## YOUR GOAL
Find the lines holding the string "title" in the data, then copy all of them.

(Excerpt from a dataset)
---

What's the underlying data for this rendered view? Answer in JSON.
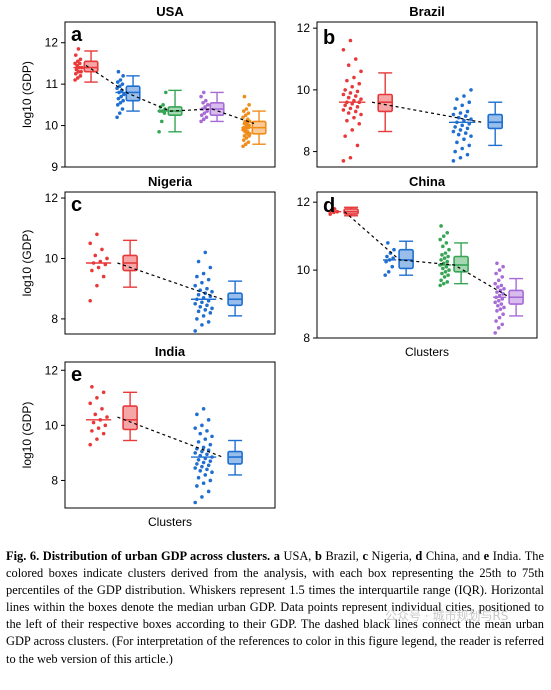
{
  "chart_data": [
    {
      "id": "a",
      "type": "box",
      "letter": "a",
      "title": "USA",
      "xlabel": "",
      "ylabel": "log10 (GDP)",
      "ylim": [
        9,
        12.5
      ],
      "yticks": [
        9,
        10,
        11,
        12
      ],
      "clusters": [
        {
          "color": "#e8393a",
          "q1": 11.3,
          "median": 11.4,
          "q3": 11.55,
          "whisker_low": 11.05,
          "whisker_high": 11.8,
          "mean": 11.45,
          "points": [
            11.1,
            11.15,
            11.2,
            11.25,
            11.3,
            11.3,
            11.35,
            11.4,
            11.4,
            11.45,
            11.5,
            11.5,
            11.55,
            11.6,
            11.7,
            11.85
          ]
        },
        {
          "color": "#1f6fd1",
          "q1": 10.6,
          "median": 10.8,
          "q3": 10.95,
          "whisker_low": 10.35,
          "whisker_high": 11.2,
          "mean": 10.78,
          "points": [
            10.2,
            10.3,
            10.4,
            10.5,
            10.55,
            10.6,
            10.65,
            10.7,
            10.75,
            10.8,
            10.85,
            10.9,
            10.95,
            11.0,
            11.05,
            11.1,
            11.2,
            11.3
          ]
        },
        {
          "color": "#36a655",
          "q1": 10.25,
          "median": 10.35,
          "q3": 10.45,
          "whisker_low": 9.85,
          "whisker_high": 10.85,
          "mean": 10.35,
          "points": [
            9.85,
            10.1,
            10.3,
            10.35,
            10.35,
            10.4,
            10.45,
            10.5,
            10.8
          ]
        },
        {
          "color": "#a76bd6",
          "q1": 10.25,
          "median": 10.4,
          "q3": 10.55,
          "whisker_low": 10.1,
          "whisker_high": 10.8,
          "mean": 10.4,
          "points": [
            10.1,
            10.15,
            10.2,
            10.25,
            10.3,
            10.35,
            10.4,
            10.45,
            10.5,
            10.55,
            10.6,
            10.7,
            10.8
          ]
        },
        {
          "color": "#f08c1a",
          "q1": 9.8,
          "median": 9.95,
          "q3": 10.1,
          "whisker_low": 9.55,
          "whisker_high": 10.35,
          "mean": 10.05,
          "points": [
            9.5,
            9.55,
            9.6,
            9.65,
            9.7,
            9.75,
            9.75,
            9.8,
            9.8,
            9.85,
            9.85,
            9.9,
            9.9,
            9.95,
            9.95,
            10.0,
            10.0,
            10.05,
            10.05,
            10.1,
            10.1,
            10.15,
            10.2,
            10.25,
            10.3,
            10.35,
            10.4,
            10.5,
            10.7
          ]
        }
      ]
    },
    {
      "id": "b",
      "type": "box",
      "letter": "b",
      "title": "Brazil",
      "xlabel": "",
      "ylabel": "",
      "ylim": [
        7.5,
        12.2
      ],
      "yticks": [
        8,
        10,
        12
      ],
      "clusters": [
        {
          "color": "#e8393a",
          "q1": 9.3,
          "median": 9.6,
          "q3": 9.85,
          "whisker_low": 8.65,
          "whisker_high": 10.55,
          "mean": 9.6,
          "points": [
            7.7,
            7.8,
            8.2,
            8.5,
            8.7,
            8.9,
            9.0,
            9.1,
            9.2,
            9.25,
            9.3,
            9.35,
            9.4,
            9.45,
            9.5,
            9.55,
            9.6,
            9.6,
            9.65,
            9.7,
            9.75,
            9.8,
            9.85,
            9.9,
            9.95,
            10.0,
            10.1,
            10.2,
            10.3,
            10.4,
            10.6,
            10.8,
            11.0,
            11.3,
            11.6
          ]
        },
        {
          "color": "#1f6fd1",
          "q1": 8.75,
          "median": 8.95,
          "q3": 9.2,
          "whisker_low": 8.2,
          "whisker_high": 9.6,
          "mean": 8.95,
          "points": [
            7.7,
            7.8,
            7.9,
            8.0,
            8.1,
            8.2,
            8.3,
            8.4,
            8.5,
            8.55,
            8.6,
            8.65,
            8.7,
            8.75,
            8.8,
            8.85,
            8.9,
            8.95,
            9.0,
            9.05,
            9.1,
            9.15,
            9.2,
            9.25,
            9.3,
            9.4,
            9.5,
            9.6,
            9.7,
            9.8,
            10.0
          ]
        }
      ]
    },
    {
      "id": "c",
      "type": "box",
      "letter": "c",
      "title": "Nigeria",
      "xlabel": "",
      "ylabel": "log10 (GDP)",
      "ylim": [
        7.5,
        12.2
      ],
      "yticks": [
        8,
        10,
        12
      ],
      "clusters": [
        {
          "color": "#e8393a",
          "q1": 9.6,
          "median": 9.85,
          "q3": 10.1,
          "whisker_low": 9.05,
          "whisker_high": 10.6,
          "mean": 9.85,
          "points": [
            8.6,
            9.1,
            9.4,
            9.6,
            9.7,
            9.8,
            9.85,
            9.9,
            10.0,
            10.1,
            10.3,
            10.5,
            10.8
          ]
        },
        {
          "color": "#1f6fd1",
          "q1": 8.45,
          "median": 8.65,
          "q3": 8.85,
          "whisker_low": 8.1,
          "whisker_high": 9.25,
          "mean": 8.65,
          "points": [
            7.6,
            7.8,
            7.9,
            8.0,
            8.1,
            8.2,
            8.25,
            8.3,
            8.35,
            8.4,
            8.45,
            8.5,
            8.55,
            8.6,
            8.65,
            8.7,
            8.75,
            8.8,
            8.85,
            8.9,
            8.95,
            9.0,
            9.1,
            9.2,
            9.3,
            9.4,
            9.5,
            9.7,
            9.9,
            10.2
          ]
        }
      ]
    },
    {
      "id": "d",
      "type": "box",
      "letter": "d",
      "title": "China",
      "xlabel": "Clusters",
      "ylabel": "",
      "ylim": [
        8,
        12.3
      ],
      "yticks": [
        8,
        10,
        12
      ],
      "clusters": [
        {
          "color": "#e8393a",
          "q1": 11.65,
          "median": 11.72,
          "q3": 11.8,
          "whisker_low": 11.6,
          "whisker_high": 11.85,
          "mean": 11.72,
          "points": [
            11.65,
            11.7,
            11.72,
            11.75,
            11.8
          ]
        },
        {
          "color": "#1f6fd1",
          "q1": 10.05,
          "median": 10.3,
          "q3": 10.6,
          "whisker_low": 9.85,
          "whisker_high": 10.85,
          "mean": 10.3,
          "points": [
            9.85,
            9.95,
            10.1,
            10.25,
            10.3,
            10.35,
            10.4,
            10.5,
            10.6,
            10.8
          ]
        },
        {
          "color": "#36a655",
          "q1": 9.95,
          "median": 10.15,
          "q3": 10.4,
          "whisker_low": 9.6,
          "whisker_high": 10.8,
          "mean": 10.15,
          "points": [
            9.55,
            9.6,
            9.65,
            9.7,
            9.8,
            9.85,
            9.9,
            9.95,
            10.0,
            10.05,
            10.1,
            10.15,
            10.2,
            10.25,
            10.3,
            10.35,
            10.4,
            10.45,
            10.5,
            10.6,
            10.7,
            10.8,
            10.9,
            11.0,
            11.1,
            11.3
          ]
        },
        {
          "color": "#a76bd6",
          "q1": 9.0,
          "median": 9.2,
          "q3": 9.4,
          "whisker_low": 8.65,
          "whisker_high": 9.75,
          "mean": 9.2,
          "points": [
            8.15,
            8.3,
            8.4,
            8.5,
            8.6,
            8.7,
            8.8,
            8.85,
            8.9,
            8.95,
            9.0,
            9.05,
            9.1,
            9.15,
            9.2,
            9.25,
            9.3,
            9.35,
            9.4,
            9.45,
            9.5,
            9.55,
            9.6,
            9.7,
            9.8,
            9.9,
            10.0,
            10.1,
            10.2
          ]
        }
      ]
    },
    {
      "id": "e",
      "type": "box",
      "letter": "e",
      "title": "India",
      "xlabel": "Clusters",
      "ylabel": "log10 (GDP)",
      "ylim": [
        7,
        12.3
      ],
      "yticks": [
        8,
        10,
        12
      ],
      "clusters": [
        {
          "color": "#e8393a",
          "q1": 9.85,
          "median": 10.2,
          "q3": 10.7,
          "whisker_low": 9.45,
          "whisker_high": 11.2,
          "mean": 10.3,
          "points": [
            9.3,
            9.5,
            9.7,
            9.8,
            9.9,
            10.0,
            10.1,
            10.2,
            10.3,
            10.4,
            10.6,
            10.8,
            11.0,
            11.2,
            11.4
          ]
        },
        {
          "color": "#1f6fd1",
          "q1": 8.6,
          "median": 8.85,
          "q3": 9.05,
          "whisker_low": 8.2,
          "whisker_high": 9.45,
          "mean": 8.85,
          "points": [
            7.2,
            7.4,
            7.6,
            7.8,
            7.9,
            8.0,
            8.1,
            8.2,
            8.3,
            8.35,
            8.4,
            8.45,
            8.5,
            8.55,
            8.6,
            8.65,
            8.7,
            8.75,
            8.8,
            8.85,
            8.9,
            8.95,
            9.0,
            9.05,
            9.1,
            9.15,
            9.2,
            9.3,
            9.4,
            9.5,
            9.6,
            9.7,
            9.8,
            9.9,
            10.0,
            10.2,
            10.4,
            10.6
          ]
        }
      ]
    }
  ],
  "caption": {
    "label": "Fig. 6.",
    "title": "Distribution of urban GDP across clusters.",
    "s1_a": "a",
    "s1_a_text": " USA, ",
    "s1_b": "b",
    "s1_b_text": " Brazil, ",
    "s1_c": "c",
    "s1_c_text": " Nigeria, ",
    "s1_d": "d",
    "s1_d_text": " China, and ",
    "s1_e": "e",
    "s1_e_text": " India.",
    "body": " The colored boxes indicate clusters derived from the analysis, with each box representing the 25th to 75th percentiles of the GDP distribution. Whiskers represent 1.5 times the interquartile range (IQR). Horizontal lines within the boxes denote the median urban GDP. Data points represent individual cities, positioned to the left of their respective boxes according to their GDP. The dashed black lines connect the mean urban GDP across clusters.  (For interpretation of the references to color in this figure legend, the reader is referred to the web version of this article.)"
  },
  "watermark": "公众号 · 城市规划与RS"
}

---

## RESPONSE TO THE TASK
      "title": "USA",
      "title": "Brazil",
      "title": "Nigeria",
      "title": "China",
      "title": "India",
    "title": "Distribution of urban GDP across clusters.",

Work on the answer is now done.